__TO DO__. Copy out all of the material exactly as presented.

__DATA TO USE__.
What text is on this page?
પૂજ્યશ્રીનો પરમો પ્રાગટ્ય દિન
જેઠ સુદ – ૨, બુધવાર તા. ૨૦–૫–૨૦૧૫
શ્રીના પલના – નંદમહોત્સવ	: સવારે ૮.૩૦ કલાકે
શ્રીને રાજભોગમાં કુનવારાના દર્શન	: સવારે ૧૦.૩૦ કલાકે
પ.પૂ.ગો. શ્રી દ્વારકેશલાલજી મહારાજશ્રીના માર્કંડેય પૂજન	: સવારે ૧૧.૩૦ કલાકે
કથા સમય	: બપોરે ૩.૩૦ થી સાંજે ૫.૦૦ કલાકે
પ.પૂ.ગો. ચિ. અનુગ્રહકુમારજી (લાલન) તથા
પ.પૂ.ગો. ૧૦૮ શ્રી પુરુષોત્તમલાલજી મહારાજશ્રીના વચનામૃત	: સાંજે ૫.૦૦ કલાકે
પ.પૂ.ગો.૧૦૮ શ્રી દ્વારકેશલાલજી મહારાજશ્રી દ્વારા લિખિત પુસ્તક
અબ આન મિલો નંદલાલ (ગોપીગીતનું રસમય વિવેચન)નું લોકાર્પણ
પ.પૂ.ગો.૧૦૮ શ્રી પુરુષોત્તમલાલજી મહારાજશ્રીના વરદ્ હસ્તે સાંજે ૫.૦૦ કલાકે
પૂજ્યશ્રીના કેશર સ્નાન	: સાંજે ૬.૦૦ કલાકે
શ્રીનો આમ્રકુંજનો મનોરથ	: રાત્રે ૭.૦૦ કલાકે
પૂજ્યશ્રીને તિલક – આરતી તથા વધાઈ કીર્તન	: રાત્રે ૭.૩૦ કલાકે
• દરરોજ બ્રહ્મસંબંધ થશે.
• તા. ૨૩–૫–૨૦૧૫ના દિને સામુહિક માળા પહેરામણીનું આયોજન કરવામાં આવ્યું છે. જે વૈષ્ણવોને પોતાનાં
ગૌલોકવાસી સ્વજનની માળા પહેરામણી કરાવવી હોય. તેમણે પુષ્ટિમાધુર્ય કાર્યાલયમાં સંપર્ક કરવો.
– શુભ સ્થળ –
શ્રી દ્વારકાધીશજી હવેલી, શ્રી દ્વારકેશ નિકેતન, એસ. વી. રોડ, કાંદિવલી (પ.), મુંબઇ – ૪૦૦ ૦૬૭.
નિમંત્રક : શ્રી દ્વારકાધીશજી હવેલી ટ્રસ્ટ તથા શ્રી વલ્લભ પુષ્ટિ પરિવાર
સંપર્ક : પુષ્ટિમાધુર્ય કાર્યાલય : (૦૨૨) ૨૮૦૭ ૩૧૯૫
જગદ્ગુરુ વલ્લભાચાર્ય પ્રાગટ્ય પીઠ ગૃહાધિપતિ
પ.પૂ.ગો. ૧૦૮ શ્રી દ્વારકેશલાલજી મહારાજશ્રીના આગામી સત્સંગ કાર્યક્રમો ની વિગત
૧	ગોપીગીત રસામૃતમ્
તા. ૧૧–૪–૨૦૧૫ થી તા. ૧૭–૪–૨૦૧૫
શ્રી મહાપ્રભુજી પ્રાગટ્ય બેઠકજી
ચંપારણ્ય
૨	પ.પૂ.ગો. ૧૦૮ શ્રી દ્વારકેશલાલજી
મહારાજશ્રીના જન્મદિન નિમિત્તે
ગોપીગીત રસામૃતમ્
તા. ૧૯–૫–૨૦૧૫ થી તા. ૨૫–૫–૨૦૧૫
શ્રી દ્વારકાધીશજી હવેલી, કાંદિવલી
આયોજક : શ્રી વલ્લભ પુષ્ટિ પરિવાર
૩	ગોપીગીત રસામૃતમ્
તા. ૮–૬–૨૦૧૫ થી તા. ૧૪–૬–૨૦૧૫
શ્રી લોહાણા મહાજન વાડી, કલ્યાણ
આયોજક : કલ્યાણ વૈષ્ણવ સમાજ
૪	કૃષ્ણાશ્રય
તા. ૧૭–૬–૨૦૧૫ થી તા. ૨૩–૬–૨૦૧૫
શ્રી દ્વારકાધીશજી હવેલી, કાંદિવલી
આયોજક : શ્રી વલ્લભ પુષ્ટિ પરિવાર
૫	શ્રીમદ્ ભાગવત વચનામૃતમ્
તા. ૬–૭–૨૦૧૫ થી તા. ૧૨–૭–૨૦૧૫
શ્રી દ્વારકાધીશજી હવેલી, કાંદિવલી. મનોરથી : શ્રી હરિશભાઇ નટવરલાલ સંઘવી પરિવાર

__IN RESPONSE__.
What text is on this page?
પૂજ્યશ્રીનો પરમો પ્રાગટ્ય દિન
જેઠ સુદ – ૨, બુધવાર તા. ૨૦–૫–૨૦૧૫
શ્રીના પલના – નંદમહોત્સવ	: સવારે ૮.૩૦ કલાકે
શ્રીને રાજભોગમાં કુનવારાના દર્શન	: સવારે ૧૦.૩૦ કલાકે
પ.પૂ.ગો. શ્રી દ્વારકેશલાલજી મહારાજશ્રીના માર્કંડેય પૂજન	: સવારે ૧૧.૩૦ કલાકે
કથા સમય	: બપોરે ૩.૩૦ થી સાંજે ૫.૦૦ કલાકે
પ.પૂ.ગો. ચિ. અનુગ્રહકુમારજી (લાલન) તથા
પ.પૂ.ગો. ૧૦૮ શ્રી પુરુષોત્તમલાલજી મહારાજશ્રીના વચનામૃત	: સાંજે ૫.૦૦ કલાકે
પ.પૂ.ગો.૧૦૮ શ્રી દ્વારકેશલાલજી મહારાજશ્રી દ્વારા લિખિત પુસ્તક
અબ આન મિલો નંદલાલ (ગોપીગીતનું રસમય વિવેચન)નું લોકાર્પણ
પ.પૂ.ગો.૧૦૮ શ્રી પુરુષોત્તમલાલજી મહારાજશ્રીના વરદ્ હસ્તે સાંજે ૫.૦૦ કલાકે
પૂજ્યશ્રીના કેશર સ્નાન	: સાંજે ૬.૦૦ કલાકે
શ્રીનો આમ્રકુંજનો મનોરથ	: રાત્રે ૭.૦૦ કલાકે
પૂજ્યશ્રીને તિલક – આરતી તથા વધાઈ કીર્તન	: રાત્રે ૭.૩૦ કલાકે
• દરરોજ બ્રહ્મસંબંધ થશે.
• તા. ૨૩–૫–૨૦૧૫ના દિને સામુહિક માળા પહેરામણીનું આયોજન કરવામાં આવ્યું છે. જે વૈષ્ણવોને પોતાનાં
ગૌલોકવાસી સ્વજનની માળા પહેરામણી કરાવવી હોય. તેમણે પુષ્ટિમાધુર્ય કાર્યાલયમાં સંપર્ક કરવો.
– શુભ સ્થળ –
શ્રી દ્વારકાધીશજી હવેલી, શ્રી દ્વારકેશ નિકેતન, એસ. વી. રોડ, કાંદિવલી (પ.), મુંબઇ – ૪૦૦ ૦૬૭.
નિમંત્રક : શ્રી દ્વારકાધીશજી હવેલી ટ્રસ્ટ તથા શ્રી વલ્લભ પુષ્ટિ પરિવાર
સંપર્ક : પુષ્ટિમાધુર્ય કાર્યાલય : (૦૨૨) ૨૮૦૭ ૩૧૯૫
જગદ્ગુરુ વલ્લભાચાર્ય પ્રાગટ્ય પીઠ ગૃહાધિપતિ
પ.પૂ.ગો. ૧૦૮ શ્રી દ્વારકેશલાલજી મહારાજશ્રીના આગામી સત્સંગ કાર્યક્રમો ની વિગત
૧	ગોપીગીત રસામૃતમ્
તા. ૧૧–૪–૨૦૧૫ થી તા. ૧૭–૪–૨૦૧૫
શ્રી મહાપ્રભુજી પ્રાગટ્ય બેઠકજી
ચંપારણ્ય
૨	પ.પૂ.ગો. ૧૦૮ શ્રી દ્વારકેશલાલજી
મહારાજશ્રીના જન્મદિન નિમિત્તે
ગોપીગીત રસામૃતમ્
તા. ૧૯–૫–૨૦૧૫ થી તા. ૨૫–૫–૨૦૧૫
શ્રી દ્વારકાધીશજી હવેલી, કાંદિવલી
આયોજક : શ્રી વલ્લભ પુષ્ટિ પરિવાર
૩	ગોપીગીત રસામૃતમ્
તા. ૮–૬–૨૦૧૫ થી તા. ૧૪–૬–૨૦૧૫
શ્રી લોહાણા મહાજન વાડી, કલ્યાણ
આયોજક : કલ્યાણ વૈષ્ણવ સમાજ
૪	કૃષ્ણાશ્રય
તા. ૧૭–૬–૨૦૧૫ થી તા. ૨૩–૬–૨૦૧૫
શ્રી દ્વારકાધીશજી હવેલી, કાંદિવલી
આયોજક : શ્રી વલ્લભ પુષ્ટિ પરિવાર
૫	શ્રીમદ્ ભાગવત વચનામૃતમ્
તા. ૬–૭–૨૦૧૫ થી તા. ૧૨–૭–૨૦૧૫
શ્રી દ્વારકાધીશજી હવેલી, કાંદિવલી. મનોરથી : શ્રી હરિશભાઇ નટવરલાલ સંઘવી પરિવાર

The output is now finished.